### PROBLEM REQUIREMENTS
Copy, in full, each line of the material that holds the word "goods".
[start LISTED ENTRIES]
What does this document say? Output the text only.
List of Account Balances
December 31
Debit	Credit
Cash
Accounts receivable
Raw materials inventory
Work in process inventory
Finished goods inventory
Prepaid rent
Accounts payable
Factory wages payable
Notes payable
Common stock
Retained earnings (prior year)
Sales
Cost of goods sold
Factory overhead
[end LISTED ENTRIES]
### RESULT FOR THIS EXERCISE
Finished goods inventory
Cost of goods sold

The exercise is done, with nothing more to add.